## Records supplied
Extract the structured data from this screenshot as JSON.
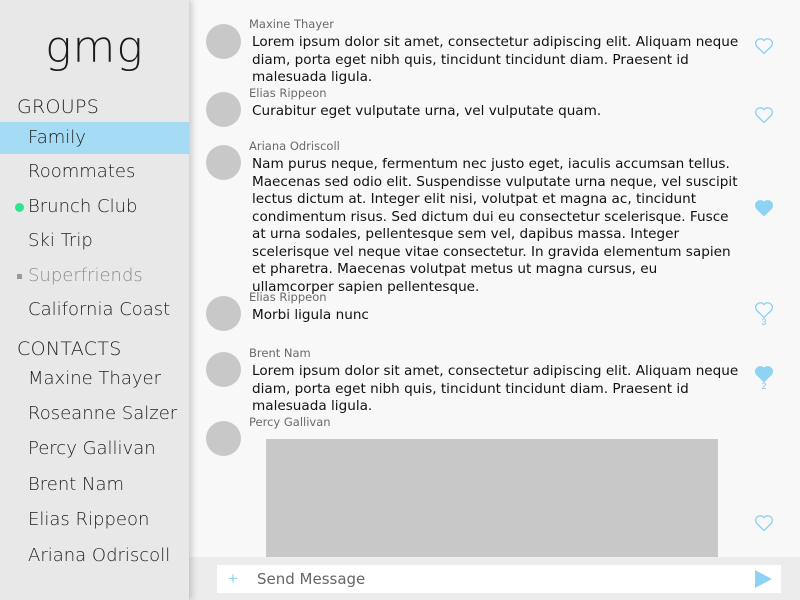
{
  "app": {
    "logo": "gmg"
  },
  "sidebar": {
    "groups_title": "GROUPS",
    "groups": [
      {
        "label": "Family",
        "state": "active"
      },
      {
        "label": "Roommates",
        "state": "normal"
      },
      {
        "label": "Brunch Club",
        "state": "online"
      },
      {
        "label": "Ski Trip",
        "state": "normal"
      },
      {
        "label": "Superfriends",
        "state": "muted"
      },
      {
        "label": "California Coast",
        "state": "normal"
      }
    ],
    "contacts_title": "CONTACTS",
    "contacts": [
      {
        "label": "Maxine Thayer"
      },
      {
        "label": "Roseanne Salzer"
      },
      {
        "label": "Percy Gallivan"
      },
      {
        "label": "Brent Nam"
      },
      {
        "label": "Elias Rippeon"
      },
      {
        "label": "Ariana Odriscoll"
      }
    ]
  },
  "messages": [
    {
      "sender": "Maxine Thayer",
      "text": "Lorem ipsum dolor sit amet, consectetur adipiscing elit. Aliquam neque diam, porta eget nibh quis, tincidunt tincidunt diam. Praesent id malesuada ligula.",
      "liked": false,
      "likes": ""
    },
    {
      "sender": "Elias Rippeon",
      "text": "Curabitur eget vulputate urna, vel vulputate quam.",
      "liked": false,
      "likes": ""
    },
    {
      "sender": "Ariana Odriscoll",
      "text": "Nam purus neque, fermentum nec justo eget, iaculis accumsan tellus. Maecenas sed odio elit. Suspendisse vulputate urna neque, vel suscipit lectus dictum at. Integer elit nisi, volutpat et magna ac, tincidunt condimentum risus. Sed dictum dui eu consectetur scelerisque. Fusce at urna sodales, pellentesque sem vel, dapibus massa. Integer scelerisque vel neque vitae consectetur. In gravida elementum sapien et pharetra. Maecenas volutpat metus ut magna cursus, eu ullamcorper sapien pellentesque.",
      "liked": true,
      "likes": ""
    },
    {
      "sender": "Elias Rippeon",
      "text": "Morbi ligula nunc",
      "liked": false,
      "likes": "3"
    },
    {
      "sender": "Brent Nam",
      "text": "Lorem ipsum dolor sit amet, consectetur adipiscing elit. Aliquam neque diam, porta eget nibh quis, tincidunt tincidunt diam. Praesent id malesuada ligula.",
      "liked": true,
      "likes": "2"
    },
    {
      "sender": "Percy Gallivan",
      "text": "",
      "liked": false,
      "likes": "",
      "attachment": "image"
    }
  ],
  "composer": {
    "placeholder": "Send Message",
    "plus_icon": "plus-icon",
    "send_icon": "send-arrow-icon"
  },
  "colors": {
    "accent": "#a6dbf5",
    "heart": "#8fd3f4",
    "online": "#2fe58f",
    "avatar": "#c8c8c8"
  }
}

* * *

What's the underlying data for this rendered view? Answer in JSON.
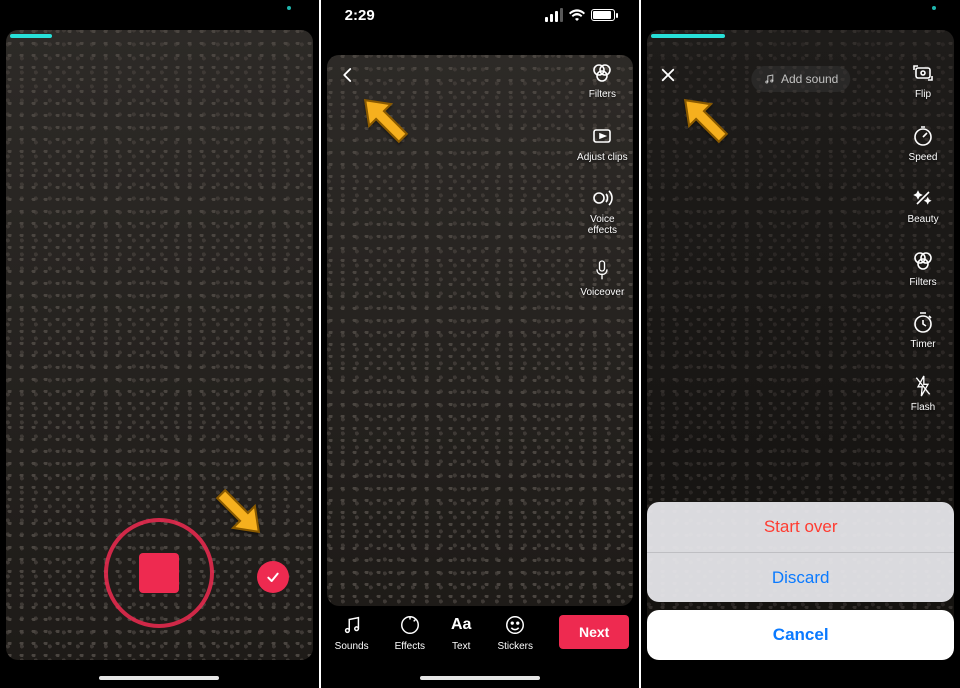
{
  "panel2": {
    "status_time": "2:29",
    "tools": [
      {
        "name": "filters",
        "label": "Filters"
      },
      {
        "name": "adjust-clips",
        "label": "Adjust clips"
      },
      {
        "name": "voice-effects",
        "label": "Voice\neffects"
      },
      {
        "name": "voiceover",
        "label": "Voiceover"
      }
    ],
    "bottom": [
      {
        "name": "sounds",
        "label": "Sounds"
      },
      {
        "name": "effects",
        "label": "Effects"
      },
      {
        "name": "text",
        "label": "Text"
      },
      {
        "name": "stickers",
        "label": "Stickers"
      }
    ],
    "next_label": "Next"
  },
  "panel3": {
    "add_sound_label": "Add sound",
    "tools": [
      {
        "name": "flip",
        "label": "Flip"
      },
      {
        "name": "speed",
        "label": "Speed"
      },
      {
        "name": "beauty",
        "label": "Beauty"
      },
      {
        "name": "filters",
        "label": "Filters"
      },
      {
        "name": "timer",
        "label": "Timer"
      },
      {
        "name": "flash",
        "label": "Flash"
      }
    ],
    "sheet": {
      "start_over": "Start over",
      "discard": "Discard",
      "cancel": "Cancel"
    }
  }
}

==

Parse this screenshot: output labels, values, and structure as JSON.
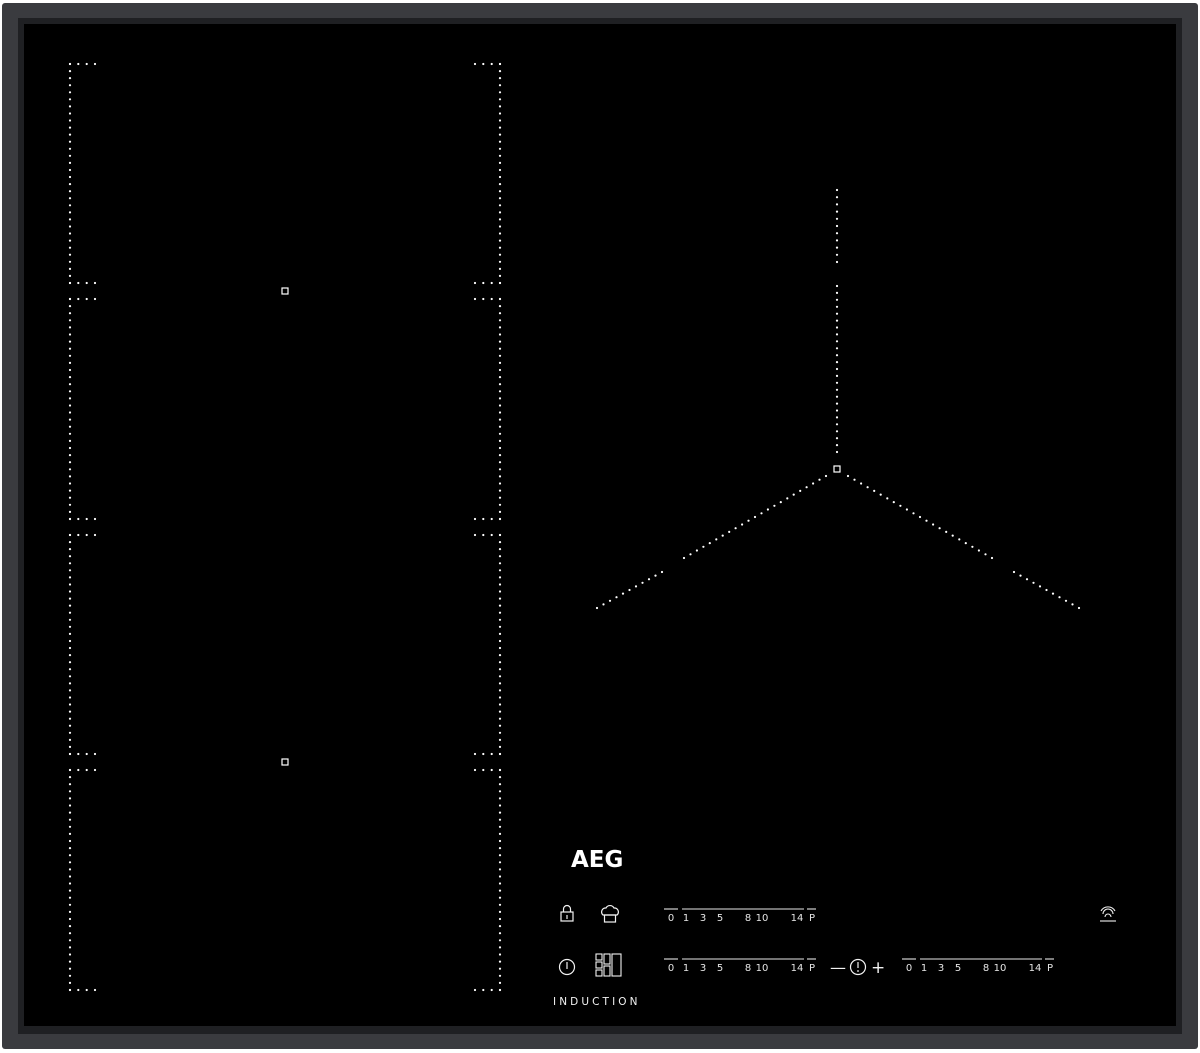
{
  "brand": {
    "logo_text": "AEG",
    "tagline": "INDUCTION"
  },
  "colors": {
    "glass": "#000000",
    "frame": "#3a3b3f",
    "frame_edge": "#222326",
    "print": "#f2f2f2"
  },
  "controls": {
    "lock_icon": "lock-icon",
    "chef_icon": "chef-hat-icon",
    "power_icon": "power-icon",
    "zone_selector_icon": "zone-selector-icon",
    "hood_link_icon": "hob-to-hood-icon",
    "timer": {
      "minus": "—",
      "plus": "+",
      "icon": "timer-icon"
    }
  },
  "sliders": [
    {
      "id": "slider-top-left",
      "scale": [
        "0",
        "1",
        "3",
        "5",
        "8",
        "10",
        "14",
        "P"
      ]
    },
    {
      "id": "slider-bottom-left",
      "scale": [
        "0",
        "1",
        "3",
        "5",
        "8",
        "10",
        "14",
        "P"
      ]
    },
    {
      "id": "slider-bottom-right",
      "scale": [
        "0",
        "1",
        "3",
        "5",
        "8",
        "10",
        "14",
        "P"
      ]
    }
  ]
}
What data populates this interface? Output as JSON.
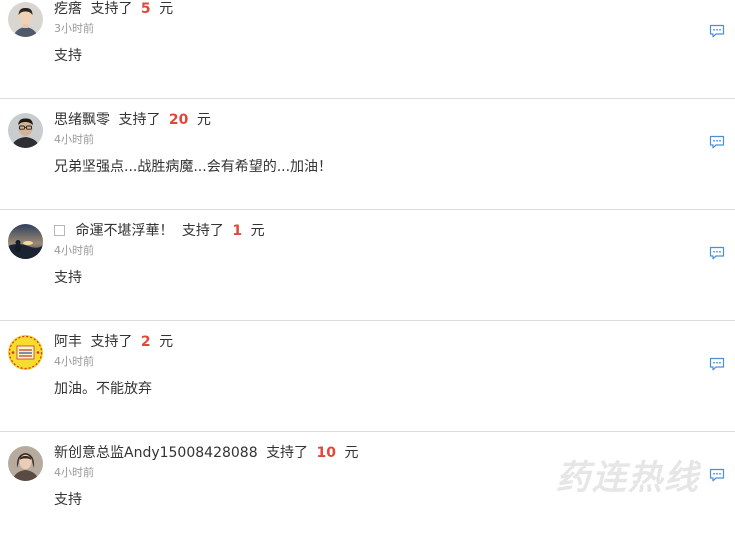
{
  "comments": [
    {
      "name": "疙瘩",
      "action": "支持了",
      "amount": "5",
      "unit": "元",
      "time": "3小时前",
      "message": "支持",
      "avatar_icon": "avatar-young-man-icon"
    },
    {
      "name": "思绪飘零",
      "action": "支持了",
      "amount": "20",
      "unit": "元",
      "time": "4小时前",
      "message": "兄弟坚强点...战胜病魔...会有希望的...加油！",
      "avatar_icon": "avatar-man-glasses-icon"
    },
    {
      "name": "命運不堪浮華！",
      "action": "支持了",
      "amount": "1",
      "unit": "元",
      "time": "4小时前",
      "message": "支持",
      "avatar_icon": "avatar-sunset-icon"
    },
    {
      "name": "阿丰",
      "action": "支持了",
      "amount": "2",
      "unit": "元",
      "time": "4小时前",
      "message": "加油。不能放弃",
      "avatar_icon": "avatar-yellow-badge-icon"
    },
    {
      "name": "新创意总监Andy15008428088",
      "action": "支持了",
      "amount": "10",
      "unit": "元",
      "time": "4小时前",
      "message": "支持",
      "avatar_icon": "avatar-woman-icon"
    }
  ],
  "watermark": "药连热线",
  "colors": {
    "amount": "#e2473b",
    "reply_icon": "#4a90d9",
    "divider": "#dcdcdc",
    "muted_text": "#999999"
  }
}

## Written request
Reproduce each line of the material containing the word "this".

## Right answer
Extract the structured data from this screenshot as JSON.
What's the underlying data for this rendered view? Answer in JSON.
Parse this screenshot: output labels, values, and structure as JSON.
What data populates this interface? Output as JSON.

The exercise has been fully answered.